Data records

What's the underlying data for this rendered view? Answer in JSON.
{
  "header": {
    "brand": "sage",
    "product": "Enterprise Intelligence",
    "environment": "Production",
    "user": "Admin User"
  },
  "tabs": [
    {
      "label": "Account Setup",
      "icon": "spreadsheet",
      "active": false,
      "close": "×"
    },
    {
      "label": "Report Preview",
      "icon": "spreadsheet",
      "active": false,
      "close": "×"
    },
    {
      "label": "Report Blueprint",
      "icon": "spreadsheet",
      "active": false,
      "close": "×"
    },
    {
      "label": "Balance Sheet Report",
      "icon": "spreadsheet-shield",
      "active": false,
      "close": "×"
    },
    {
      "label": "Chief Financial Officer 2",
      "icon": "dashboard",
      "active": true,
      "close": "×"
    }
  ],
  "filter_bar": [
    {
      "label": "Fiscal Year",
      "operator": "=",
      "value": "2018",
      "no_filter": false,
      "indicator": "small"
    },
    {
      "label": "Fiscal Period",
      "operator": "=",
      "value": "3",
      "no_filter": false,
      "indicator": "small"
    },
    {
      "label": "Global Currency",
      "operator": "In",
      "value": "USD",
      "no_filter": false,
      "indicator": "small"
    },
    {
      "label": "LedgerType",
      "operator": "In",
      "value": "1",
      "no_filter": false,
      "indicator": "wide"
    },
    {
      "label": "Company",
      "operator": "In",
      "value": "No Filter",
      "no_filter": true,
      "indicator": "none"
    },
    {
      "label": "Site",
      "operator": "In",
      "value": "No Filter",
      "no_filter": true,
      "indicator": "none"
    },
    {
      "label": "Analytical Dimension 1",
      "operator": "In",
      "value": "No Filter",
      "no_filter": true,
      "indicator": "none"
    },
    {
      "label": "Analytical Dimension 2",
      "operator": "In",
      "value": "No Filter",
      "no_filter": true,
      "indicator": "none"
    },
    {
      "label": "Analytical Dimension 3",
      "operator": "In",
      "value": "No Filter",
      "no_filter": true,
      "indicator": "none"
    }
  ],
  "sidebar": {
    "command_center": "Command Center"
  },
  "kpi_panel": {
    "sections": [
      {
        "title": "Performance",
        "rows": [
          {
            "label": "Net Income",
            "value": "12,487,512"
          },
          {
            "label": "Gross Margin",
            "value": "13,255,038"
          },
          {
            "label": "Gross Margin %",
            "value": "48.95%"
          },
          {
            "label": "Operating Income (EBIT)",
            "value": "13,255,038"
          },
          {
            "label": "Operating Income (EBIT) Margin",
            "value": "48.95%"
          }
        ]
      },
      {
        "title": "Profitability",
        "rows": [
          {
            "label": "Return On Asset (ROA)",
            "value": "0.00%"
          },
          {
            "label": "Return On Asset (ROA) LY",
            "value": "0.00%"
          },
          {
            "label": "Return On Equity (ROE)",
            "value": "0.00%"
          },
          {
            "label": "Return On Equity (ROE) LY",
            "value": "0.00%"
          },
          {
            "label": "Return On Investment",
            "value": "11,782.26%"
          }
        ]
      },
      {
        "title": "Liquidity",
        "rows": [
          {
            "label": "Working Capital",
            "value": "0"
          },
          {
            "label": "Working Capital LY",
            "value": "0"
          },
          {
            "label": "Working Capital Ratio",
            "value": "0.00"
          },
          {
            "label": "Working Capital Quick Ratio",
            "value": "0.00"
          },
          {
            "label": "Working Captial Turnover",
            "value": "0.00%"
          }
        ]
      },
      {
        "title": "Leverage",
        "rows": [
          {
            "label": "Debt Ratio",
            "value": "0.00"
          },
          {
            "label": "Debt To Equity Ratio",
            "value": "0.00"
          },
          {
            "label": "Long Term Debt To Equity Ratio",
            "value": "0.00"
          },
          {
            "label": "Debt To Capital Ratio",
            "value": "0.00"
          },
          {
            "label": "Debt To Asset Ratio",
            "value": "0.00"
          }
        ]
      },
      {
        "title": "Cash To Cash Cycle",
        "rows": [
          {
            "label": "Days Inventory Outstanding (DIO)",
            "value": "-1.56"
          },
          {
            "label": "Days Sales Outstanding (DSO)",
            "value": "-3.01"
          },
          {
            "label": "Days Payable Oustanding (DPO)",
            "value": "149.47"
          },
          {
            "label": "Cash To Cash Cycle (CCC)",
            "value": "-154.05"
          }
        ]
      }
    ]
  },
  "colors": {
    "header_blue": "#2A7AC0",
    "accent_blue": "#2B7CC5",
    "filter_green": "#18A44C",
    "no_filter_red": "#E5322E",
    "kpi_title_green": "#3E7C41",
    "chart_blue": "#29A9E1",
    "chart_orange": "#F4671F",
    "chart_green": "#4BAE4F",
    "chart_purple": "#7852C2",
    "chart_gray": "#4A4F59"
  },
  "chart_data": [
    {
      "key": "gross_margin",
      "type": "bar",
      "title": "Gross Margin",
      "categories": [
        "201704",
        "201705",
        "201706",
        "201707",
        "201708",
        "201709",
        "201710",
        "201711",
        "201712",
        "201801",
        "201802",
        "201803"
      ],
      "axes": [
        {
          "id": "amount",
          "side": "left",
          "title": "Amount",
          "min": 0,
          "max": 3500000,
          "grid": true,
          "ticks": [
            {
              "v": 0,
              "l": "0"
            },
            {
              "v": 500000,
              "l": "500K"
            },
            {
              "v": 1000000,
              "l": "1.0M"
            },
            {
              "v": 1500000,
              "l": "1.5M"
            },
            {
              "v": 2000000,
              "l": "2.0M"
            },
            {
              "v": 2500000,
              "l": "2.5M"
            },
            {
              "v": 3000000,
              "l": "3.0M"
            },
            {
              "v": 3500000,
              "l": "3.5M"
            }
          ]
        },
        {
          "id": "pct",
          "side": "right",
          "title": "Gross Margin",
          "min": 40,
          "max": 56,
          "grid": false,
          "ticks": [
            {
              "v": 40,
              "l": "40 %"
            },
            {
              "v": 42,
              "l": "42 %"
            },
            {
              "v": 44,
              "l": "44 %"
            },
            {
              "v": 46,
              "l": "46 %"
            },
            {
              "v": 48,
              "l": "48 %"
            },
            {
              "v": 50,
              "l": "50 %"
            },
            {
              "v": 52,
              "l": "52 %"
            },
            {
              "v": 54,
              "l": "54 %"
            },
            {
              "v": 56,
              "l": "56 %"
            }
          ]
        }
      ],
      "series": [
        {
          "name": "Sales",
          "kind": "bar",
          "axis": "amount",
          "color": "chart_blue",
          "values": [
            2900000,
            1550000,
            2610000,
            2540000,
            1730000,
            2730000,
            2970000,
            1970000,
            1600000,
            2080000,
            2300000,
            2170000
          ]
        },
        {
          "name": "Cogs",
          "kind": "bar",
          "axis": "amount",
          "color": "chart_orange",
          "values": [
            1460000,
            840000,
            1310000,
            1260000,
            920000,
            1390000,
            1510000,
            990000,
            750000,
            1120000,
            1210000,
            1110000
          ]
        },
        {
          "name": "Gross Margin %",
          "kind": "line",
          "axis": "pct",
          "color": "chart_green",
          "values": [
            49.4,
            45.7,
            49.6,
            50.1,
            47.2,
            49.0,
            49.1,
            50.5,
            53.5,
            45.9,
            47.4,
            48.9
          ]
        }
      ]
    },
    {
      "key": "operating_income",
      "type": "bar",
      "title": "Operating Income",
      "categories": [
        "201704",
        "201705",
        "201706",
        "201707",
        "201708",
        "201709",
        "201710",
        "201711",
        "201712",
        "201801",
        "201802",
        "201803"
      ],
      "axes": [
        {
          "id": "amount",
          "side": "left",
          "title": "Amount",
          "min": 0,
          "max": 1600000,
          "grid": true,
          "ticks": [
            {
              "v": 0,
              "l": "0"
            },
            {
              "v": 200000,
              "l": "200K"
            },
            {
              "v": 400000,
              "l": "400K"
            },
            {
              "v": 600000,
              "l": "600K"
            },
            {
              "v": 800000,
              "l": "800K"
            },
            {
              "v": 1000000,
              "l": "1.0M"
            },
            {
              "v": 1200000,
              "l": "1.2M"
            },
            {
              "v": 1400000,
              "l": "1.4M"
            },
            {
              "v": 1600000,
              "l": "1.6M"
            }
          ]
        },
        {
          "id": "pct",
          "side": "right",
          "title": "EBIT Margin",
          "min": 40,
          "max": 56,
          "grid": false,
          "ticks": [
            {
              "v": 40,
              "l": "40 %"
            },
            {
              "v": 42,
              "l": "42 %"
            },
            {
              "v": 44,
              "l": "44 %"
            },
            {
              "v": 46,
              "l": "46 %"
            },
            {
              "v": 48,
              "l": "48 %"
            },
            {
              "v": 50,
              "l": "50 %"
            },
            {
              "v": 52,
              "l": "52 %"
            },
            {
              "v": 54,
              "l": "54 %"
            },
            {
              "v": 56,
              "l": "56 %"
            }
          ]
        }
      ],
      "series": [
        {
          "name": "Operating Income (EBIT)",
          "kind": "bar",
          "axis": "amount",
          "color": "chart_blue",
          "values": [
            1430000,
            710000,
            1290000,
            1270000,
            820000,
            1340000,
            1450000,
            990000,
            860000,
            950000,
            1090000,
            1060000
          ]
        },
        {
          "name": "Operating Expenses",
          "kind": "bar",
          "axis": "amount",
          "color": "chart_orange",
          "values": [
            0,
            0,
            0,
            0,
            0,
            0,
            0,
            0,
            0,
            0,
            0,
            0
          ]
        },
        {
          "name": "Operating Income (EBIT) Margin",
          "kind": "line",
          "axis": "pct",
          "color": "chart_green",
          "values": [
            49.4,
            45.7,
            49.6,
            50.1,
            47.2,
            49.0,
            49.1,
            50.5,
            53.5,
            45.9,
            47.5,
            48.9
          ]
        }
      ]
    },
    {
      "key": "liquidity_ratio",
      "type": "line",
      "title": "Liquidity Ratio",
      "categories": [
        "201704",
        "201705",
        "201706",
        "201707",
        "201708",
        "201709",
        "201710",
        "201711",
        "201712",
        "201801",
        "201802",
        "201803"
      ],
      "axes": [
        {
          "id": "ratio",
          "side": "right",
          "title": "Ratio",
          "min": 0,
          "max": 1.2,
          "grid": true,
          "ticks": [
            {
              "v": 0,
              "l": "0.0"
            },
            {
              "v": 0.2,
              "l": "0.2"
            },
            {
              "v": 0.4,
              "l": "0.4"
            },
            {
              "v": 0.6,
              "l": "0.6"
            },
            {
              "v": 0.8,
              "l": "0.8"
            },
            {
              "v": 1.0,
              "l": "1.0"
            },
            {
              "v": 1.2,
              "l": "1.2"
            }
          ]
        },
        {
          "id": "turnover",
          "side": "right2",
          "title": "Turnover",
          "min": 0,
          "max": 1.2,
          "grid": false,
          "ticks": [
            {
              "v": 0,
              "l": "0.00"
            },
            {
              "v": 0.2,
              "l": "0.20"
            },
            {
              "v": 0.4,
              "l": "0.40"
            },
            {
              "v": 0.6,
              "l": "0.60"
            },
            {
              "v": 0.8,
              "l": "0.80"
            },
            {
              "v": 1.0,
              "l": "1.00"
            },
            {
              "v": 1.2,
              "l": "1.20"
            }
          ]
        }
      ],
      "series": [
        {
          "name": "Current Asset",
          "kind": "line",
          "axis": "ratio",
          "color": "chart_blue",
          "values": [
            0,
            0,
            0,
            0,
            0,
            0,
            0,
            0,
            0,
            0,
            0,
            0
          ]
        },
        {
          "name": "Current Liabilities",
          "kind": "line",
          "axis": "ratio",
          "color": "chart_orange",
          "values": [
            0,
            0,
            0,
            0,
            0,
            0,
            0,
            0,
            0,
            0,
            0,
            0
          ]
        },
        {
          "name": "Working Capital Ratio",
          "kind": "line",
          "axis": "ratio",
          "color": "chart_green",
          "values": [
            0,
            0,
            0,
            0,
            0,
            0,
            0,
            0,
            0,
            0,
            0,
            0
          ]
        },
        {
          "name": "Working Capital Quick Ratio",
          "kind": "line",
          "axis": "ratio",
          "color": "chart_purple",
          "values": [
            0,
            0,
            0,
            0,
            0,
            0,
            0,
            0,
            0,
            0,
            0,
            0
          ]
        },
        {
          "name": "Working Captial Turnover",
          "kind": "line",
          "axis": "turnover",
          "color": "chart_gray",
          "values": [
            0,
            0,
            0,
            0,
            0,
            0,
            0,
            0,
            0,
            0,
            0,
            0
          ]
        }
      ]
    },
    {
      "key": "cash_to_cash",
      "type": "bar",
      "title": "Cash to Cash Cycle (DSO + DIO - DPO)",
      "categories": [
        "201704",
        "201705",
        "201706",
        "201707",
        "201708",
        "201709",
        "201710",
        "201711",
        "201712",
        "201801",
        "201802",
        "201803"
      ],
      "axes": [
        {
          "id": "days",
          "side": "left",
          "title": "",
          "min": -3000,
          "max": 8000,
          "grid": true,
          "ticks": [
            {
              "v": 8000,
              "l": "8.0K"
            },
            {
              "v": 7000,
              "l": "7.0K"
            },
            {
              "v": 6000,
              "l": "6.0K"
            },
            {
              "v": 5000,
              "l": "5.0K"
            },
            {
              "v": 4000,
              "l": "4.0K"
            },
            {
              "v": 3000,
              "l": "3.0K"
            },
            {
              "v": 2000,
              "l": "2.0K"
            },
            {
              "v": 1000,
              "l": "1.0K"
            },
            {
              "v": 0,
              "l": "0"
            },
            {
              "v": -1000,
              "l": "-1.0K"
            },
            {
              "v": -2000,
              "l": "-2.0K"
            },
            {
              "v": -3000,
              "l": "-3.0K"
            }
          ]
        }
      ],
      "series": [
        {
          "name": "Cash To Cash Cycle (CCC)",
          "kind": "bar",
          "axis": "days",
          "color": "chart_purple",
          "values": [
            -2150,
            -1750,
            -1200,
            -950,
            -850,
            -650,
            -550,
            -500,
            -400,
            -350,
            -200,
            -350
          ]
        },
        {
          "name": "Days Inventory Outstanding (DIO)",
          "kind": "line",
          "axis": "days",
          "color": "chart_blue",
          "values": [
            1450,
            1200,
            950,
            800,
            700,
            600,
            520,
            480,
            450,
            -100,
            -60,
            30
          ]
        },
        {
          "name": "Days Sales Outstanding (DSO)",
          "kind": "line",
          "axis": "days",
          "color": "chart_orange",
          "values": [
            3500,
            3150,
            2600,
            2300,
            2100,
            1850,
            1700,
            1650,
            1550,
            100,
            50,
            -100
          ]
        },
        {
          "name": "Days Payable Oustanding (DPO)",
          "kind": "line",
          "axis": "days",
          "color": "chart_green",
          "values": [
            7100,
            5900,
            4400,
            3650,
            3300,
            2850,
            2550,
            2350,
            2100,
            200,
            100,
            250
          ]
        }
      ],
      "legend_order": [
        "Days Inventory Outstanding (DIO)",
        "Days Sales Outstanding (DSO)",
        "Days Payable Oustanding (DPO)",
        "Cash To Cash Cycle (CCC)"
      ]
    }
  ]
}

What you are asked to do | Identify every line above that includes the word "Fiscal", and show those lines.

Solution to this task |
      "label": "Fiscal Year",
      "label": "Fiscal Period",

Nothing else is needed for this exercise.